INFORMATION PROVIDED:
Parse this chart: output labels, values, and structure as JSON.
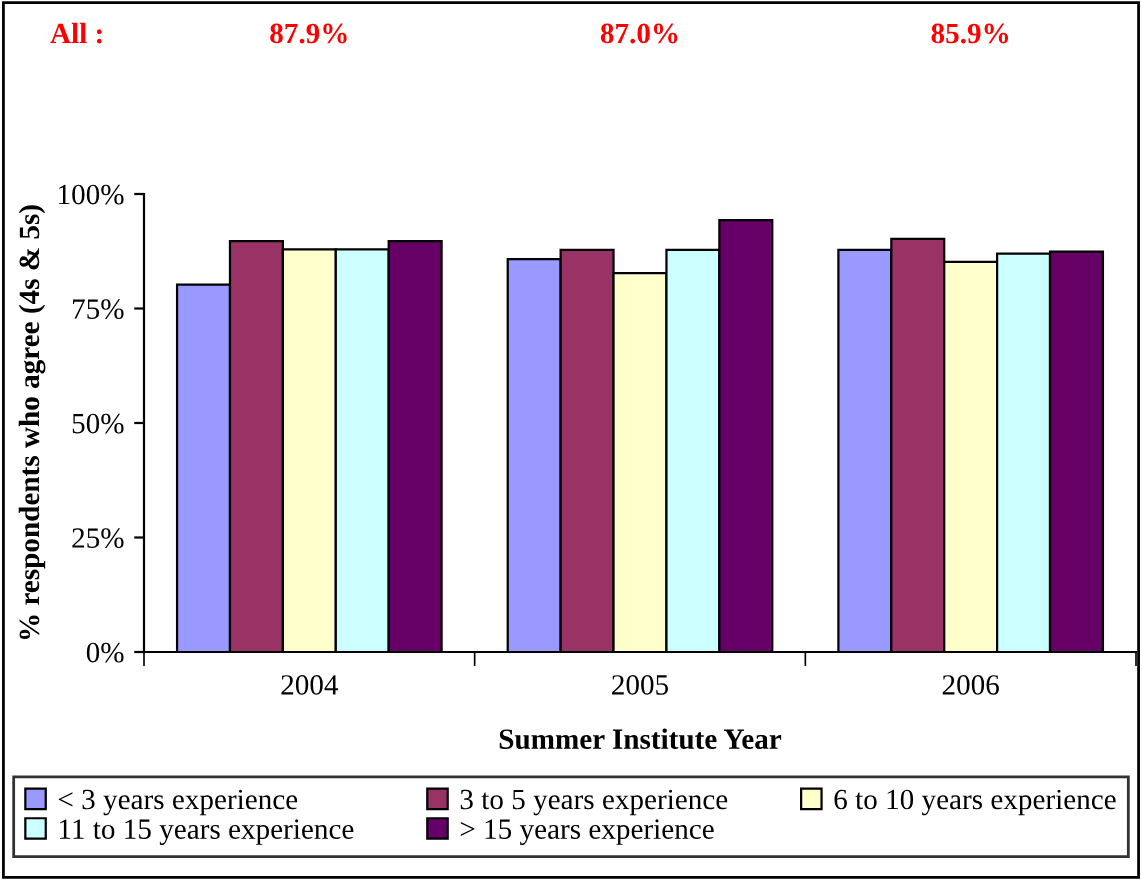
{
  "chart_data": {
    "type": "bar",
    "xlabel": "Summer Institute Year",
    "ylabel": "% respondents who agree (4s & 5s)",
    "categories": [
      "2004",
      "2005",
      "2006"
    ],
    "series": [
      {
        "name": "< 3 years experience",
        "color": "#9999ff",
        "values": [
          80.2,
          85.8,
          87.8
        ]
      },
      {
        "name": "3 to 5 years experience",
        "color": "#993366",
        "values": [
          89.7,
          87.8,
          90.2
        ]
      },
      {
        "name": "6 to 10 years experience",
        "color": "#ffffcc",
        "values": [
          87.9,
          82.7,
          85.2
        ]
      },
      {
        "name": "11 to 15 years experience",
        "color": "#ccffff",
        "values": [
          87.9,
          87.8,
          87.0
        ]
      },
      {
        "name": "> 15 years experience",
        "color": "#660066",
        "values": [
          89.7,
          94.3,
          87.4
        ]
      }
    ],
    "ylim": [
      0,
      100
    ],
    "yticks": [
      {
        "value": 0,
        "label": "0%"
      },
      {
        "value": 25,
        "label": "25%"
      },
      {
        "value": 50,
        "label": "50%"
      },
      {
        "value": 75,
        "label": "75%"
      },
      {
        "value": 100,
        "label": "100%"
      }
    ],
    "annotations": [
      "All :",
      "87.9%",
      "87.0%",
      "85.9%"
    ],
    "legend": "bottom",
    "grid": false
  }
}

WHAT THE TASK REQUIRES: Write out the material above once more, exactly as it reads, with no pictures.

WRITTEN RESPONSE:
Parse this chart: output labels, values, and structure as JSON.
{
  "chart_data": {
    "type": "bar",
    "xlabel": "Summer Institute Year",
    "ylabel": "% respondents who agree (4s & 5s)",
    "categories": [
      "2004",
      "2005",
      "2006"
    ],
    "series": [
      {
        "name": "< 3 years experience",
        "color": "#9999ff",
        "values": [
          80.2,
          85.8,
          87.8
        ]
      },
      {
        "name": "3 to 5 years experience",
        "color": "#993366",
        "values": [
          89.7,
          87.8,
          90.2
        ]
      },
      {
        "name": "6 to 10 years experience",
        "color": "#ffffcc",
        "values": [
          87.9,
          82.7,
          85.2
        ]
      },
      {
        "name": "11 to 15 years experience",
        "color": "#ccffff",
        "values": [
          87.9,
          87.8,
          87.0
        ]
      },
      {
        "name": "> 15 years experience",
        "color": "#660066",
        "values": [
          89.7,
          94.3,
          87.4
        ]
      }
    ],
    "ylim": [
      0,
      100
    ],
    "yticks": [
      {
        "value": 0,
        "label": "0%"
      },
      {
        "value": 25,
        "label": "25%"
      },
      {
        "value": 50,
        "label": "50%"
      },
      {
        "value": 75,
        "label": "75%"
      },
      {
        "value": 100,
        "label": "100%"
      }
    ],
    "annotations": [
      "All :",
      "87.9%",
      "87.0%",
      "85.9%"
    ],
    "legend": "bottom",
    "grid": false
  }
}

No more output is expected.